## BEGIN Input data

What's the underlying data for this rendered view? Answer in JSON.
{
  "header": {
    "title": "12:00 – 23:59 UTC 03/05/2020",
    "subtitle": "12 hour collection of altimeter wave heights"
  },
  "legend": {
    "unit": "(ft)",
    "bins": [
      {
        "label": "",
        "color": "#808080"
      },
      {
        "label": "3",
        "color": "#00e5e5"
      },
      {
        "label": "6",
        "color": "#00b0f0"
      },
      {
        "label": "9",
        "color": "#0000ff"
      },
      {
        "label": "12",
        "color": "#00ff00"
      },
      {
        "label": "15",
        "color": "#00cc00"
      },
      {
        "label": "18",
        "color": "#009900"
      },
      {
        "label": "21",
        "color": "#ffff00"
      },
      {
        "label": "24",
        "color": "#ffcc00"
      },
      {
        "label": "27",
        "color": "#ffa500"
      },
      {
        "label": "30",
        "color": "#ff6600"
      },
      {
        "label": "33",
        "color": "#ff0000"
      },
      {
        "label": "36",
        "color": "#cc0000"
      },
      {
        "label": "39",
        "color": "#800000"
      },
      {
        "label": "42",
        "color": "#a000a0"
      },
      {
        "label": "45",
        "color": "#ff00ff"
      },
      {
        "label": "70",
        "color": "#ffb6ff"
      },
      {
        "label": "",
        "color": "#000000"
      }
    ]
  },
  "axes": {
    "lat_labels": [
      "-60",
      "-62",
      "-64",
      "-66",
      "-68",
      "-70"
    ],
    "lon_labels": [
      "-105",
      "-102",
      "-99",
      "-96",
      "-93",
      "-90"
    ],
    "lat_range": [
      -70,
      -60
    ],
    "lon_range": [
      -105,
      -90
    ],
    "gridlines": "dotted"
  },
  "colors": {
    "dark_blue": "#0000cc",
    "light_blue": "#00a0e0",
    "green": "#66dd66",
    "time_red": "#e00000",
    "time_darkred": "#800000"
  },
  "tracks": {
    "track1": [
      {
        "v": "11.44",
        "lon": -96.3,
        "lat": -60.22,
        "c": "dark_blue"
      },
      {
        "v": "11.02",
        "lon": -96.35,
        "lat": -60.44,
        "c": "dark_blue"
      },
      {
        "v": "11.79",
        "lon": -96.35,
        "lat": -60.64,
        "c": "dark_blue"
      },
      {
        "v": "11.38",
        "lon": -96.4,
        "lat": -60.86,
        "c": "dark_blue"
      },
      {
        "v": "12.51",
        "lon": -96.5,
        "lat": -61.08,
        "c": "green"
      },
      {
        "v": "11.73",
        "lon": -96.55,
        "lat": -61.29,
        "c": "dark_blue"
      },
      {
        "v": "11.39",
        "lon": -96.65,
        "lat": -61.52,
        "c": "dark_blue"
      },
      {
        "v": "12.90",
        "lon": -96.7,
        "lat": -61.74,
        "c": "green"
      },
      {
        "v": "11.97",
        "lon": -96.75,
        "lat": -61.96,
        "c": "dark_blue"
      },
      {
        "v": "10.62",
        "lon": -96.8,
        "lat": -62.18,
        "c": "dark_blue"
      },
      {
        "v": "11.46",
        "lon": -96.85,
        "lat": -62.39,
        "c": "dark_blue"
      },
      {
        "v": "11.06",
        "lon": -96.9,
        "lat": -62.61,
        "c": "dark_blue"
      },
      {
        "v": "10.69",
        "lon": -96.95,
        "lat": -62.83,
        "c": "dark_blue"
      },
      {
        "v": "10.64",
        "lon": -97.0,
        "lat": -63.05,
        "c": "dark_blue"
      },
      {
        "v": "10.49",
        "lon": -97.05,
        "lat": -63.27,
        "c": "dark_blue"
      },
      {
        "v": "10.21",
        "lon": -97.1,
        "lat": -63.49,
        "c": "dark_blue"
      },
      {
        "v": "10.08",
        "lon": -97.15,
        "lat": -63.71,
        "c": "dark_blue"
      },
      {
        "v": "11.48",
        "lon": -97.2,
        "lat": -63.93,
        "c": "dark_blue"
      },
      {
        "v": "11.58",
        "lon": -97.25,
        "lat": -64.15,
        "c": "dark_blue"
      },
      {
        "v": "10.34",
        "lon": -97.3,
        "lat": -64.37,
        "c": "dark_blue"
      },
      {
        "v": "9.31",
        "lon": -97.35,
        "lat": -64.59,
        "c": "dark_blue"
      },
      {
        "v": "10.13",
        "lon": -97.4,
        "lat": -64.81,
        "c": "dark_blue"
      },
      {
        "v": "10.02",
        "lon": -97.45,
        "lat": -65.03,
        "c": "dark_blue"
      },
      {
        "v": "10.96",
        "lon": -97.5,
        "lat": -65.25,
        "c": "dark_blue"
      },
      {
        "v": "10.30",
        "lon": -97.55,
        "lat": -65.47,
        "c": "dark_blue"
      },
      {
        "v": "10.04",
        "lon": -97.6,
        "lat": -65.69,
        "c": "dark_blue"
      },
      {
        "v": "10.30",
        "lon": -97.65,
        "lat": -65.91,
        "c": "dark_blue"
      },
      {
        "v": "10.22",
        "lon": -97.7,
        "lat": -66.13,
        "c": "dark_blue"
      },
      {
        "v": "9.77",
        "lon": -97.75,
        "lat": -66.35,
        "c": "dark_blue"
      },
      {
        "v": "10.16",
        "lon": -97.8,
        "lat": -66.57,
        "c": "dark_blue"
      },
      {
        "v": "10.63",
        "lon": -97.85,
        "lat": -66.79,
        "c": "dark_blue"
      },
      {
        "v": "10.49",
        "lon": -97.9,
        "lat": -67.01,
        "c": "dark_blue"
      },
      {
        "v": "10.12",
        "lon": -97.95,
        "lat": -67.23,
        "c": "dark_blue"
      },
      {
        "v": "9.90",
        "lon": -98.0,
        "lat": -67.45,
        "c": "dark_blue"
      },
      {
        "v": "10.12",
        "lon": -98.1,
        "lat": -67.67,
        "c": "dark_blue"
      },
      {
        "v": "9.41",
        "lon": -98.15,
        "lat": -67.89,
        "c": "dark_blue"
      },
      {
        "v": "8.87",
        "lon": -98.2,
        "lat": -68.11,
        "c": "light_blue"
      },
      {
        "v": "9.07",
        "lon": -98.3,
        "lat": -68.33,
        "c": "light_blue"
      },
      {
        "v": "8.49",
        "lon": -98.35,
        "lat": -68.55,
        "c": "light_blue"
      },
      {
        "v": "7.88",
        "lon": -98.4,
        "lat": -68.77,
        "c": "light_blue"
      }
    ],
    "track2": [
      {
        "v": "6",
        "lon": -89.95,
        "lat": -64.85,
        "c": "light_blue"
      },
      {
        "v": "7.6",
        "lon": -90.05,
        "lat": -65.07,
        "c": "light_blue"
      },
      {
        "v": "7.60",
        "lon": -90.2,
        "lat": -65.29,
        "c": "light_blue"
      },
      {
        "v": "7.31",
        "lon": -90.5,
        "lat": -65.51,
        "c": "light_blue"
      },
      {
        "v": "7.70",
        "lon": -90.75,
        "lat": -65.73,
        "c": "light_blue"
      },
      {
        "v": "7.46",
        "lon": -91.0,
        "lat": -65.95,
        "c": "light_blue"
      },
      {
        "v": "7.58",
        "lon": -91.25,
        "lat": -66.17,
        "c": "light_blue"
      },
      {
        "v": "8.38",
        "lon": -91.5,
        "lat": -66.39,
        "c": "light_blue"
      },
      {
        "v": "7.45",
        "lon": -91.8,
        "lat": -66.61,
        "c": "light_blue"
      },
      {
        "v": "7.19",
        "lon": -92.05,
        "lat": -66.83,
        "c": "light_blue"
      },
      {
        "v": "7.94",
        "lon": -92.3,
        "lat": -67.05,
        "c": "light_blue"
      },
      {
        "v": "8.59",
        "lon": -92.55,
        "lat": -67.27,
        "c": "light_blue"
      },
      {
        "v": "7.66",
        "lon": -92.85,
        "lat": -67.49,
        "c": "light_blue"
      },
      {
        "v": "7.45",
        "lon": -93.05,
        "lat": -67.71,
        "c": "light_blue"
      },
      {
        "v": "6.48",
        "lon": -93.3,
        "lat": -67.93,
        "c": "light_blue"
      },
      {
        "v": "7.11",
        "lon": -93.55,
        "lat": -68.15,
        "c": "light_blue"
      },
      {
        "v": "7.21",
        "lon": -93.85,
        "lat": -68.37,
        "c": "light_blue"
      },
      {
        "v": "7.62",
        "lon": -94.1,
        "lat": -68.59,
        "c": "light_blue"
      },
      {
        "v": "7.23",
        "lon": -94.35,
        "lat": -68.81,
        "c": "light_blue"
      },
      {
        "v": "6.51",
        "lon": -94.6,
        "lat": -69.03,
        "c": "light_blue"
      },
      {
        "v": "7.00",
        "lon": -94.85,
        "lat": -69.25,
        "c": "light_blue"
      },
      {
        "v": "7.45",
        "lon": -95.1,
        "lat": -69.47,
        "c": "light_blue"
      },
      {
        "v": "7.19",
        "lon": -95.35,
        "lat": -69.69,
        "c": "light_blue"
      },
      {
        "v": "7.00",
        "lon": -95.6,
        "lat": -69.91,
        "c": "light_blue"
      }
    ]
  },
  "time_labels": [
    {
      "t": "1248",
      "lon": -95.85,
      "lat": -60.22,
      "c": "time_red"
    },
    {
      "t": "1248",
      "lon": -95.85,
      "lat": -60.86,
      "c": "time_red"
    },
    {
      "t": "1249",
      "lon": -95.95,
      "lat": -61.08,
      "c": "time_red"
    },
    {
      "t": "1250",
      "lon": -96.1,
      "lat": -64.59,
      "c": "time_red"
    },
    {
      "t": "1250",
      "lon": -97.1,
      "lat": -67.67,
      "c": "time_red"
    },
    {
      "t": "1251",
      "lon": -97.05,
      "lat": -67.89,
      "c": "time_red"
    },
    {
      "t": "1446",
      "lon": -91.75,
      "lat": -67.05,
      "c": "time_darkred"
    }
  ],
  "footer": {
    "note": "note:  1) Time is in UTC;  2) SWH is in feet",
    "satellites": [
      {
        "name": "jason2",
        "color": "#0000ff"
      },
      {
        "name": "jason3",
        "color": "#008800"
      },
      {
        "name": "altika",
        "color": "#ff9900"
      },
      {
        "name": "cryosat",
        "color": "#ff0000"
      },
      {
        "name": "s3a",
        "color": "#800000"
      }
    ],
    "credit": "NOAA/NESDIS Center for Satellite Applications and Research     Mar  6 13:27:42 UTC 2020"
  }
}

## END Input data

### The request
From the records, copy every line that has the string "name" in it.

### Response to this exercise
        "name": "jason2",
        "name": "jason3",
        "name": "altika",
        "name": "cryosat",
        "name": "s3a",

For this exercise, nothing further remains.